Requirement:
Pull out every line below that contains the word "subtitle".

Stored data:
[start]

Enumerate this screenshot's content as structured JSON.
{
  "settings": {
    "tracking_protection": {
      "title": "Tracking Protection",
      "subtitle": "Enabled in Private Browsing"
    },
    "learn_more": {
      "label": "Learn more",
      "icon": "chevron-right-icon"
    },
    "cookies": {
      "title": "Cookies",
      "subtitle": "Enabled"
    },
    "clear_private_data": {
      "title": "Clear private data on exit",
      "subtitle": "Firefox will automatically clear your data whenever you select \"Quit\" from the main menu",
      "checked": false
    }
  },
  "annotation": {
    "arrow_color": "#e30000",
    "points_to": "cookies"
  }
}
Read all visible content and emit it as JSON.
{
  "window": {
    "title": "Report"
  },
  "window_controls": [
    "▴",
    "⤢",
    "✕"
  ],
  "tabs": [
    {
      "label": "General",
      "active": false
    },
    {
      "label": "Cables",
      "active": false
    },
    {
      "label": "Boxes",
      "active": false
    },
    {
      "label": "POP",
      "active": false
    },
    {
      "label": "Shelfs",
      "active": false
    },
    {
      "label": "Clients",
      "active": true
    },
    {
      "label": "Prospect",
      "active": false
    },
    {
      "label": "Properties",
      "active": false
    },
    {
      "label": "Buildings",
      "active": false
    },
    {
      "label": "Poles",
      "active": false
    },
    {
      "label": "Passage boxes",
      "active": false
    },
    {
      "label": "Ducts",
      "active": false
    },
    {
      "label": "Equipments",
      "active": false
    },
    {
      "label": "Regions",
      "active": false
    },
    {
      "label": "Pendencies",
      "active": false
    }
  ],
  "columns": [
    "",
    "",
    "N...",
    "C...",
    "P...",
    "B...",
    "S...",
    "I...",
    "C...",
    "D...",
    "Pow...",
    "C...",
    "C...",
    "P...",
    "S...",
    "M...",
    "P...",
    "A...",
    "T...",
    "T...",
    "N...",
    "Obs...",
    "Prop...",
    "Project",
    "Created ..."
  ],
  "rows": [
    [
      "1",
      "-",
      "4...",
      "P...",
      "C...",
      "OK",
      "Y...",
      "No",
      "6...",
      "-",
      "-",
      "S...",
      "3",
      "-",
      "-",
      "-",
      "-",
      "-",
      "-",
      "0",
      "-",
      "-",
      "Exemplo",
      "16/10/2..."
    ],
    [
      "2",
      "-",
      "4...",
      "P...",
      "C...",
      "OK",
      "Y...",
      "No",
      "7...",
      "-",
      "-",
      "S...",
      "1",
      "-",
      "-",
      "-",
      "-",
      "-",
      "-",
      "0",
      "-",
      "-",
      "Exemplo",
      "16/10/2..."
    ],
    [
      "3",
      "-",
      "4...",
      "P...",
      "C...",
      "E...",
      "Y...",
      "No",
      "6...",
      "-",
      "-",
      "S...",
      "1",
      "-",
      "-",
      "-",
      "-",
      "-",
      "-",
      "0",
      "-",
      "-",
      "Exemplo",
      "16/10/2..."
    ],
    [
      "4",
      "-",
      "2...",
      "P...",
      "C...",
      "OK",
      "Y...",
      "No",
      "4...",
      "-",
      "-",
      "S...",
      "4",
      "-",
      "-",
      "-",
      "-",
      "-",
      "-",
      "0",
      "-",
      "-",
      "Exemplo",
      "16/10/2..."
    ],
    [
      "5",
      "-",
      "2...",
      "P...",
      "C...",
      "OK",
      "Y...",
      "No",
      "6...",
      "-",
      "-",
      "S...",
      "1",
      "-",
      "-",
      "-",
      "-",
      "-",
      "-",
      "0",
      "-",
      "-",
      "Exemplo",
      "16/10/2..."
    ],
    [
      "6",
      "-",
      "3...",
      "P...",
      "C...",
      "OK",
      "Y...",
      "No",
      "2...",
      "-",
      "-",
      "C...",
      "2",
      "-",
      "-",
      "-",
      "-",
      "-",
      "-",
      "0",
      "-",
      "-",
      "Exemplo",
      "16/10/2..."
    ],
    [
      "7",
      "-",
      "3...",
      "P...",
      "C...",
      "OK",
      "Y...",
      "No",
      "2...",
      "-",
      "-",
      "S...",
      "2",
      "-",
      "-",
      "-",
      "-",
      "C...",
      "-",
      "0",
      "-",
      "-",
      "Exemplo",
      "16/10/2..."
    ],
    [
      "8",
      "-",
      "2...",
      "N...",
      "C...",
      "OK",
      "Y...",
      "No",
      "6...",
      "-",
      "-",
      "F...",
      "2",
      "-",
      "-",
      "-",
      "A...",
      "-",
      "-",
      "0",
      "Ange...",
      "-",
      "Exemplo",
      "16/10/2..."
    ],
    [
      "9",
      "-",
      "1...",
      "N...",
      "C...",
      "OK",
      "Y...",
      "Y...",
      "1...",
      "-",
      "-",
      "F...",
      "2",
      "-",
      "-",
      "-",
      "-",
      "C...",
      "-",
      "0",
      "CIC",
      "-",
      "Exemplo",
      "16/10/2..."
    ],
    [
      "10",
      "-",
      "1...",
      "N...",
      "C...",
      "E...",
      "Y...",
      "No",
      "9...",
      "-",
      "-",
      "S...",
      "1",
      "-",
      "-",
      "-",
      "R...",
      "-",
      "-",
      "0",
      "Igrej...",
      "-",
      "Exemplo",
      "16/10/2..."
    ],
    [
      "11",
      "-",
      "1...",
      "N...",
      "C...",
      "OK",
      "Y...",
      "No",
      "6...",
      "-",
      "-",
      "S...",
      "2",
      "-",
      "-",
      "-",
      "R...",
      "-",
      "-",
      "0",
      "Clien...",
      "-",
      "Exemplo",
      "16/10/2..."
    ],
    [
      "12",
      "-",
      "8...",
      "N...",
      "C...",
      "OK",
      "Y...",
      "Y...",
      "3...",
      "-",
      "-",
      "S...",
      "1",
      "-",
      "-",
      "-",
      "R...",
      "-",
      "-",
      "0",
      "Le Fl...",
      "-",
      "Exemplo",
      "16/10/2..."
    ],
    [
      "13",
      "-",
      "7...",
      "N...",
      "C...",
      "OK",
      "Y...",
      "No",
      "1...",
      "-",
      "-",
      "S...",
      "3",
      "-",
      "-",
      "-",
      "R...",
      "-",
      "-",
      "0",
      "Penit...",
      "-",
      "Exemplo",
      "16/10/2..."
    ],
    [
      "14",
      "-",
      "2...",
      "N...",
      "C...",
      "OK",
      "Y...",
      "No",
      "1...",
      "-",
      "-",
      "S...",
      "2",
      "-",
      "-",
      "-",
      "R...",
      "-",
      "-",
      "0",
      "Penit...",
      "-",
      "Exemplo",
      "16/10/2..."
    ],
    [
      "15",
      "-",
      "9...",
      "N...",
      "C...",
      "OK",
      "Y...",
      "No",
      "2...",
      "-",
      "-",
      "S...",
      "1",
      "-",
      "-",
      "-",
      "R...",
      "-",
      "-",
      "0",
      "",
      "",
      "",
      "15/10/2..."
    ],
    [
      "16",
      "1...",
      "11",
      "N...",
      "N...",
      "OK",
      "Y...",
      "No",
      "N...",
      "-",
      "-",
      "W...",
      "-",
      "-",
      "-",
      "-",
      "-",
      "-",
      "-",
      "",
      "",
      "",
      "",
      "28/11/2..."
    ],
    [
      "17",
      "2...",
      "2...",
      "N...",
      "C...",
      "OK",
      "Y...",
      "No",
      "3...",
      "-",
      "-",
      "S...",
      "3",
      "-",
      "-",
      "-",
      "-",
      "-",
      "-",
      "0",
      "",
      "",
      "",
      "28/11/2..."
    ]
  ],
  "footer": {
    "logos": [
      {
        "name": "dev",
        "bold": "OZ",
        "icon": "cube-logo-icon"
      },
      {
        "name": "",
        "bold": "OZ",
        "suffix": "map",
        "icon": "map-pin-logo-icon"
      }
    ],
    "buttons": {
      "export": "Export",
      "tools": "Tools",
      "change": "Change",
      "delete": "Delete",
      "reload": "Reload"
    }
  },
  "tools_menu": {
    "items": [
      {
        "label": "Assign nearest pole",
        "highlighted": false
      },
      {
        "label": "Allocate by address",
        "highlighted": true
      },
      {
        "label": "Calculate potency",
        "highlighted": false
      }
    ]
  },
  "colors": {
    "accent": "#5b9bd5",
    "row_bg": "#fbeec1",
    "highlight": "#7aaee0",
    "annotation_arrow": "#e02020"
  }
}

[end]

Worked solution:
      "subtitle": "Enabled in Private Browsing"
      "subtitle": "Enabled"
      "subtitle": "Firefox will automatically clear your data whenever you select \"Quit\" from the main menu",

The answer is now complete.